------ Data shown ------

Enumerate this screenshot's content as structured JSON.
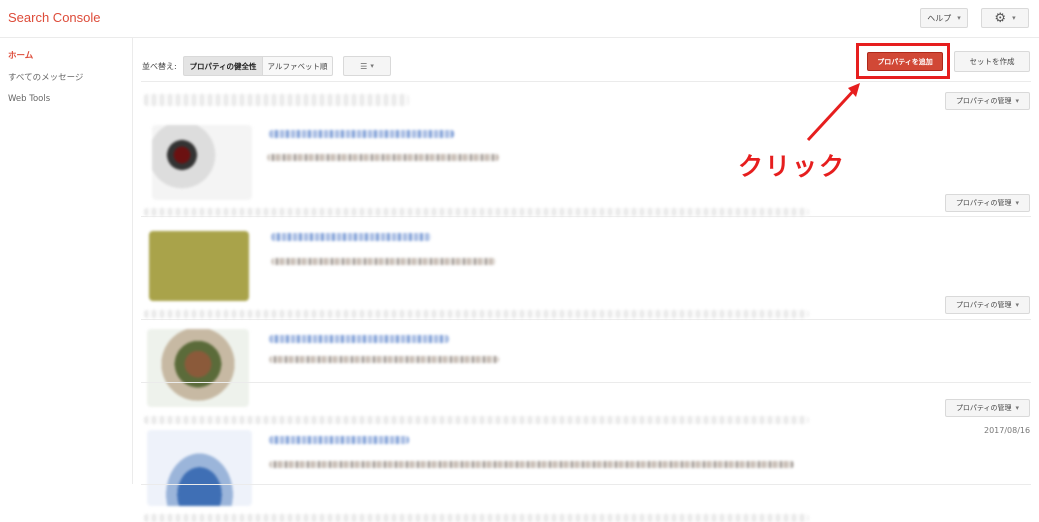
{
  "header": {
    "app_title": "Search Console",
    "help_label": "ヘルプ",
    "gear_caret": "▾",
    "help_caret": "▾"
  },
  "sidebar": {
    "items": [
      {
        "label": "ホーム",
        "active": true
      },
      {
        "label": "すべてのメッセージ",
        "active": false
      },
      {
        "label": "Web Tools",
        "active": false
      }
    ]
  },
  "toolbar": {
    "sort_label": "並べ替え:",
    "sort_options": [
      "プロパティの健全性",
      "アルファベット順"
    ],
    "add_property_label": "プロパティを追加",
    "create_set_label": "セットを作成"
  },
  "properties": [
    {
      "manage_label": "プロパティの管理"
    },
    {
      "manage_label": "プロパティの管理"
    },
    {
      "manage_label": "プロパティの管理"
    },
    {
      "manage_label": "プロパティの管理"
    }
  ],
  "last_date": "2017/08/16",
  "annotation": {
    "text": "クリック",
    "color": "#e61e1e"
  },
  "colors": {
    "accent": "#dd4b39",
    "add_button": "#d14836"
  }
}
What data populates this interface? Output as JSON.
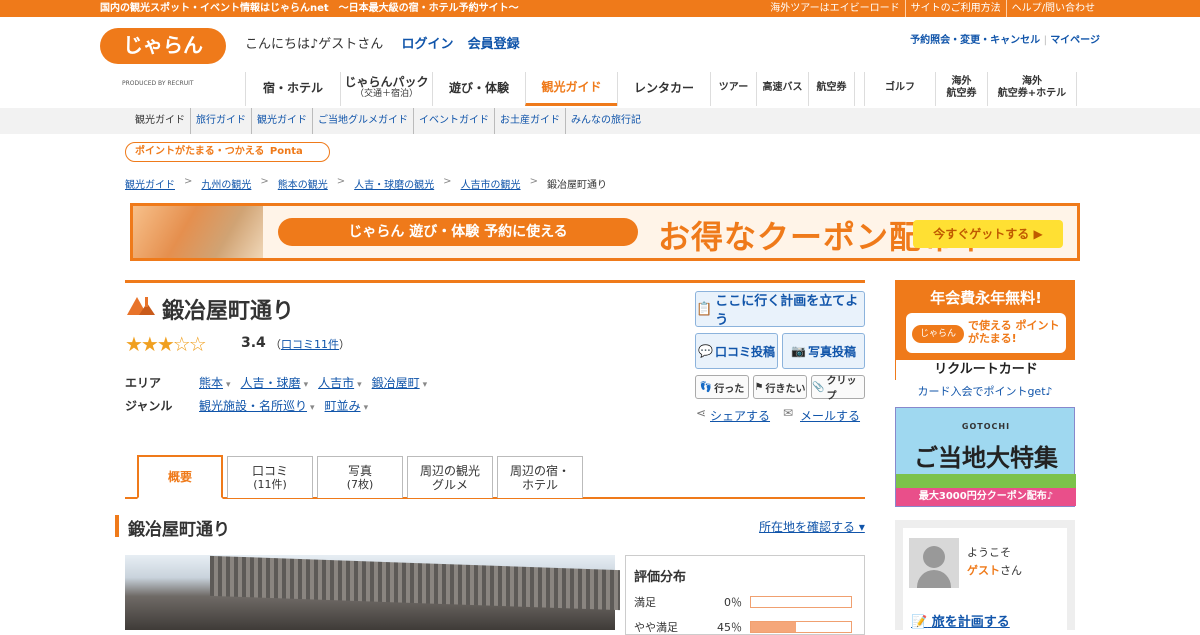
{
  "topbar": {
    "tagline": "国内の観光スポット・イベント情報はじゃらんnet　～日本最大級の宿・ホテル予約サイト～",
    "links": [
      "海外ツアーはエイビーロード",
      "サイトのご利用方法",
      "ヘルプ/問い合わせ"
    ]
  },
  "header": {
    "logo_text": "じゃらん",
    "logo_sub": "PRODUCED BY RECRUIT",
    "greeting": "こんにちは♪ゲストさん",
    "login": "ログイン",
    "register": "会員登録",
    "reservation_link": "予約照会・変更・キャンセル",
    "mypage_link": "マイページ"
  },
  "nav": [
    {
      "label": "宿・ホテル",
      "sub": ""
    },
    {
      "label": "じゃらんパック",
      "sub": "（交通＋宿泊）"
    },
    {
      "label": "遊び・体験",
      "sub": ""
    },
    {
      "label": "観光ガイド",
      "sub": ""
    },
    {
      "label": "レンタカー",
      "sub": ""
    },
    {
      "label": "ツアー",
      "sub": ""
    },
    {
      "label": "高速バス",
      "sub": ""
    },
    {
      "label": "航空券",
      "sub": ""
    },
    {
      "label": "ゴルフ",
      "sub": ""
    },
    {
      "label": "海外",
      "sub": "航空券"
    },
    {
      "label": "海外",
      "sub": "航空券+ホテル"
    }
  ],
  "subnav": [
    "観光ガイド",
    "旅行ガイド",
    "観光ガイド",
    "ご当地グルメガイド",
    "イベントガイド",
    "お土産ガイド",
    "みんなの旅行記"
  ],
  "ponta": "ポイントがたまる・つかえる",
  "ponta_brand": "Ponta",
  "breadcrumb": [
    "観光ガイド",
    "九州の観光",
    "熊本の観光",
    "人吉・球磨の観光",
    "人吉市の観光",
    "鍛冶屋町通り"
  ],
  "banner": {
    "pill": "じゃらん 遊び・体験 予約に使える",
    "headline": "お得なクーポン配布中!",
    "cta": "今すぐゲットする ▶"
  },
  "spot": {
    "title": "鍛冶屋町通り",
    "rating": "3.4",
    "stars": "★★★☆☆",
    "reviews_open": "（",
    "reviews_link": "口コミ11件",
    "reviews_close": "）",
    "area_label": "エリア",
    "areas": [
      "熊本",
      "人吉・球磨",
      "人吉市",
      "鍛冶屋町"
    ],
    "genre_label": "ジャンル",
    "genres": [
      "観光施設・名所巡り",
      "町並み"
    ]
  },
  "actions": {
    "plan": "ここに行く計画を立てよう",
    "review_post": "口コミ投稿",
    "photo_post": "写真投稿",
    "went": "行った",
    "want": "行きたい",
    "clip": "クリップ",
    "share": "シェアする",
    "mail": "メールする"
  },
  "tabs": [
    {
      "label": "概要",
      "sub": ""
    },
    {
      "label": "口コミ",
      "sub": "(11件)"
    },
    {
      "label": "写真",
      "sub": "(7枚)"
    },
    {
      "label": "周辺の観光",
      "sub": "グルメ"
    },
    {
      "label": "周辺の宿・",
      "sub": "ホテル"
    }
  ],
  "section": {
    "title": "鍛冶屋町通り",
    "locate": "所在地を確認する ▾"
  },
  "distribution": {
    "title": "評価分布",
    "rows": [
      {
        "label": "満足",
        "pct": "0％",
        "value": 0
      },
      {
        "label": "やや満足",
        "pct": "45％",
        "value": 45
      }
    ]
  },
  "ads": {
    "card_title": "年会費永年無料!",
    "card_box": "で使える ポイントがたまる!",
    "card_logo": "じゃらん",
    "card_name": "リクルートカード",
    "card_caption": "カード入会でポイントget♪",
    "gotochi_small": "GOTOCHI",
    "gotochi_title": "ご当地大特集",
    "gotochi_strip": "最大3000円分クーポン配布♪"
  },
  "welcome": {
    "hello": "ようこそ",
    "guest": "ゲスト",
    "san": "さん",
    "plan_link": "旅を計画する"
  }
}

------

#### What is asked
All the material shown above is to be copied exactly, with no pictures carried over.

#### Output of the task
Enumerate this screenshot's content as structured JSON.
{
  "header": {
    "app_title": "Search Console",
    "help_label": "ヘルプ",
    "gear_caret": "▾",
    "help_caret": "▾"
  },
  "sidebar": {
    "items": [
      {
        "label": "ホーム",
        "active": true
      },
      {
        "label": "すべてのメッセージ",
        "active": false
      },
      {
        "label": "Web Tools",
        "active": false
      }
    ]
  },
  "toolbar": {
    "sort_label": "並べ替え:",
    "sort_options": [
      "プロパティの健全性",
      "アルファベット順"
    ],
    "add_property_label": "プロパティを追加",
    "create_set_label": "セットを作成"
  },
  "properties": [
    {
      "manage_label": "プロパティの管理"
    },
    {
      "manage_label": "プロパティの管理"
    },
    {
      "manage_label": "プロパティの管理"
    },
    {
      "manage_label": "プロパティの管理"
    }
  ],
  "last_date": "2017/08/16",
  "annotation": {
    "text": "クリック",
    "color": "#e61e1e"
  },
  "colors": {
    "accent": "#dd4b39",
    "add_button": "#d14836"
  }
}
What data populates this interface? Output as JSON.
{
  "topbar": {
    "tagline": "国内の観光スポット・イベント情報はじゃらんnet　～日本最大級の宿・ホテル予約サイト～",
    "links": [
      "海外ツアーはエイビーロード",
      "サイトのご利用方法",
      "ヘルプ/問い合わせ"
    ]
  },
  "header": {
    "logo_text": "じゃらん",
    "logo_sub": "PRODUCED BY RECRUIT",
    "greeting": "こんにちは♪ゲストさん",
    "login": "ログイン",
    "register": "会員登録",
    "reservation_link": "予約照会・変更・キャンセル",
    "mypage_link": "マイページ"
  },
  "nav": [
    {
      "label": "宿・ホテル",
      "sub": ""
    },
    {
      "label": "じゃらんパック",
      "sub": "（交通＋宿泊）"
    },
    {
      "label": "遊び・体験",
      "sub": ""
    },
    {
      "label": "観光ガイド",
      "sub": ""
    },
    {
      "label": "レンタカー",
      "sub": ""
    },
    {
      "label": "ツアー",
      "sub": ""
    },
    {
      "label": "高速バス",
      "sub": ""
    },
    {
      "label": "航空券",
      "sub": ""
    },
    {
      "label": "ゴルフ",
      "sub": ""
    },
    {
      "label": "海外",
      "sub": "航空券"
    },
    {
      "label": "海外",
      "sub": "航空券+ホテル"
    }
  ],
  "subnav": [
    "観光ガイド",
    "旅行ガイド",
    "観光ガイド",
    "ご当地グルメガイド",
    "イベントガイド",
    "お土産ガイド",
    "みんなの旅行記"
  ],
  "ponta": "ポイントがたまる・つかえる",
  "ponta_brand": "Ponta",
  "breadcrumb": [
    "観光ガイド",
    "九州の観光",
    "熊本の観光",
    "人吉・球磨の観光",
    "人吉市の観光",
    "鍛冶屋町通り"
  ],
  "banner": {
    "pill": "じゃらん 遊び・体験 予約に使える",
    "headline": "お得なクーポン配布中!",
    "cta": "今すぐゲットする ▶"
  },
  "spot": {
    "title": "鍛冶屋町通り",
    "rating": "3.4",
    "stars": "★★★☆☆",
    "reviews_open": "（",
    "reviews_link": "口コミ11件",
    "reviews_close": "）",
    "area_label": "エリア",
    "areas": [
      "熊本",
      "人吉・球磨",
      "人吉市",
      "鍛冶屋町"
    ],
    "genre_label": "ジャンル",
    "genres": [
      "観光施設・名所巡り",
      "町並み"
    ]
  },
  "actions": {
    "plan": "ここに行く計画を立てよう",
    "review_post": "口コミ投稿",
    "photo_post": "写真投稿",
    "went": "行った",
    "want": "行きたい",
    "clip": "クリップ",
    "share": "シェアする",
    "mail": "メールする"
  },
  "tabs": [
    {
      "label": "概要",
      "sub": ""
    },
    {
      "label": "口コミ",
      "sub": "(11件)"
    },
    {
      "label": "写真",
      "sub": "(7枚)"
    },
    {
      "label": "周辺の観光",
      "sub": "グルメ"
    },
    {
      "label": "周辺の宿・",
      "sub": "ホテル"
    }
  ],
  "section": {
    "title": "鍛冶屋町通り",
    "locate": "所在地を確認する ▾"
  },
  "distribution": {
    "title": "評価分布",
    "rows": [
      {
        "label": "満足",
        "pct": "0％",
        "value": 0
      },
      {
        "label": "やや満足",
        "pct": "45％",
        "value": 45
      }
    ]
  },
  "ads": {
    "card_title": "年会費永年無料!",
    "card_box": "で使える ポイントがたまる!",
    "card_logo": "じゃらん",
    "card_name": "リクルートカード",
    "card_caption": "カード入会でポイントget♪",
    "gotochi_small": "GOTOCHI",
    "gotochi_title": "ご当地大特集",
    "gotochi_strip": "最大3000円分クーポン配布♪"
  },
  "welcome": {
    "hello": "ようこそ",
    "guest": "ゲスト",
    "san": "さん",
    "plan_link": "旅を計画する"
  }
}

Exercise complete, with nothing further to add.